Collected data
>>>

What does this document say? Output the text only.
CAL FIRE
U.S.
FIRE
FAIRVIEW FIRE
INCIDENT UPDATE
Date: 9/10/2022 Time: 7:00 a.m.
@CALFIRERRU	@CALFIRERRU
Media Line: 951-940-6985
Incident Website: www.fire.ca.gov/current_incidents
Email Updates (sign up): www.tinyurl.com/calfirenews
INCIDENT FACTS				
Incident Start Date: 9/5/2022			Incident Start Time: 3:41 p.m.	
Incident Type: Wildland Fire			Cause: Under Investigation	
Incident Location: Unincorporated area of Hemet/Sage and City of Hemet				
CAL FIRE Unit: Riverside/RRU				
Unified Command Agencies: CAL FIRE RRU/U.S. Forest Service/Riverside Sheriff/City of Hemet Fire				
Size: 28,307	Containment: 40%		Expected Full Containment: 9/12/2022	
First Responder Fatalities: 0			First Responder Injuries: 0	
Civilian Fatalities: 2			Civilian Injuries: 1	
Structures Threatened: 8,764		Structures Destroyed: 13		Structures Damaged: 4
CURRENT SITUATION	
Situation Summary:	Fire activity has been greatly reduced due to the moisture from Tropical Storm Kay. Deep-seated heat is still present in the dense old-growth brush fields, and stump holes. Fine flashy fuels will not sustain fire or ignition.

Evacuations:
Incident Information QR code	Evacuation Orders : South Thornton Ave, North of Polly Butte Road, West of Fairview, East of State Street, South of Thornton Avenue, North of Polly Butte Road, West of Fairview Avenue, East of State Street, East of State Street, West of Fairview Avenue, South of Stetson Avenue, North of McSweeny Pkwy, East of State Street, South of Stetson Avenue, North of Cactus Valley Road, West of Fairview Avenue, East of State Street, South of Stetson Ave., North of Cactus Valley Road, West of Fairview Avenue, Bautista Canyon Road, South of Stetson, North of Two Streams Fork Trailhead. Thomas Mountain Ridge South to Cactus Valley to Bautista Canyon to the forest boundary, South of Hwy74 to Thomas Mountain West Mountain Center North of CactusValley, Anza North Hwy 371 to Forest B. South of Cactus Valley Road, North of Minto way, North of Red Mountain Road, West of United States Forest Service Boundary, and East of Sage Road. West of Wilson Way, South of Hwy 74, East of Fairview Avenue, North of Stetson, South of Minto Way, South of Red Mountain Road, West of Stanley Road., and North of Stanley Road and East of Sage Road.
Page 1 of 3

<<<

WHAT THE TASK REQUIRES:
Reproduce each record exactly as it appears.

SOLUTION FOR THIS EXERCISE:
What does this document say? Output the text only.
CAL FIRE
U.S.
FIRE
FAIRVIEW FIRE
INCIDENT UPDATE
Date: 9/10/2022 Time: 7:00 a.m.
@CALFIRERRU	@CALFIRERRU
Media Line: 951-940-6985
Incident Website: www.fire.ca.gov/current_incidents
Email Updates (sign up): www.tinyurl.com/calfirenews
INCIDENT FACTS				
Incident Start Date: 9/5/2022			Incident Start Time: 3:41 p.m.	
Incident Type: Wildland Fire			Cause: Under Investigation	
Incident Location: Unincorporated area of Hemet/Sage and City of Hemet				
CAL FIRE Unit: Riverside/RRU				
Unified Command Agencies: CAL FIRE RRU/U.S. Forest Service/Riverside Sheriff/City of Hemet Fire				
Size: 28,307	Containment: 40%		Expected Full Containment: 9/12/2022	
First Responder Fatalities: 0			First Responder Injuries: 0	
Civilian Fatalities: 2			Civilian Injuries: 1	
Structures Threatened: 8,764		Structures Destroyed: 13		Structures Damaged: 4
CURRENT SITUATION	
Situation Summary:	Fire activity has been greatly reduced due to the moisture from Tropical Storm Kay. Deep-seated heat is still present in the dense old-growth brush fields, and stump holes. Fine flashy fuels will not sustain fire or ignition.

Evacuations:
Incident Information QR code	Evacuation Orders : South Thornton Ave, North of Polly Butte Road, West of Fairview, East of State Street, South of Thornton Avenue, North of Polly Butte Road, West of Fairview Avenue, East of State Street, East of State Street, West of Fairview Avenue, South of Stetson Avenue, North of McSweeny Pkwy, East of State Street, South of Stetson Avenue, North of Cactus Valley Road, West of Fairview Avenue, East of State Street, South of Stetson Ave., North of Cactus Valley Road, West of Fairview Avenue, Bautista Canyon Road, South of Stetson, North of Two Streams Fork Trailhead. Thomas Mountain Ridge South to Cactus Valley to Bautista Canyon to the forest boundary, South of Hwy74 to Thomas Mountain West Mountain Center North of CactusValley, Anza North Hwy 371 to Forest B. South of Cactus Valley Road, North of Minto way, North of Red Mountain Road, West of United States Forest Service Boundary, and East of Sage Road. West of Wilson Way, South of Hwy 74, East of Fairview Avenue, North of Stetson, South of Minto Way, South of Red Mountain Road, West of Stanley Road., and North of Stanley Road and East of Sage Road.
Page 1 of 3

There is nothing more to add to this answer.